#### [INFORMATION SUPPLIED]
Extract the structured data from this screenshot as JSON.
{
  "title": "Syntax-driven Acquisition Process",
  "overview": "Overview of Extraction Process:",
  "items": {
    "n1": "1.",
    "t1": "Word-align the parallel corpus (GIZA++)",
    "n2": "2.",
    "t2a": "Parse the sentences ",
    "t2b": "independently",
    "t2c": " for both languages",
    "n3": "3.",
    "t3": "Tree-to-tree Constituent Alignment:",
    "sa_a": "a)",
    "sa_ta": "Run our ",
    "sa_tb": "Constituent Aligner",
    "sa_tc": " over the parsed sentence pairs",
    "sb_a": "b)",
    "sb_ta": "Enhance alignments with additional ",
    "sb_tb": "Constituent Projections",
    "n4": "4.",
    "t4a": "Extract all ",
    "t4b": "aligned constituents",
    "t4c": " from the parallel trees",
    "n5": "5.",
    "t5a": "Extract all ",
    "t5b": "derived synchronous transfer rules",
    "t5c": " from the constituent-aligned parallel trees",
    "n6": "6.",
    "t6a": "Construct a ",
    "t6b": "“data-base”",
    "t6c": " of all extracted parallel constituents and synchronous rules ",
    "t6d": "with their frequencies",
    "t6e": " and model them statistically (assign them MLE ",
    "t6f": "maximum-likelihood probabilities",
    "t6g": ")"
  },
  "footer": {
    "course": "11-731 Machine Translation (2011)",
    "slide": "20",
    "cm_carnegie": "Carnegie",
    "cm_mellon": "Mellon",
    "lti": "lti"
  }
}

#### [WORK TO BE COMPLETED]
Find the string "constituents" in the entries above and return each line that holds it.

#### [IN RESPONSE]
    "t4b": "aligned constituents",
    "t6c": " of all extracted parallel constituents and synchronous rules ",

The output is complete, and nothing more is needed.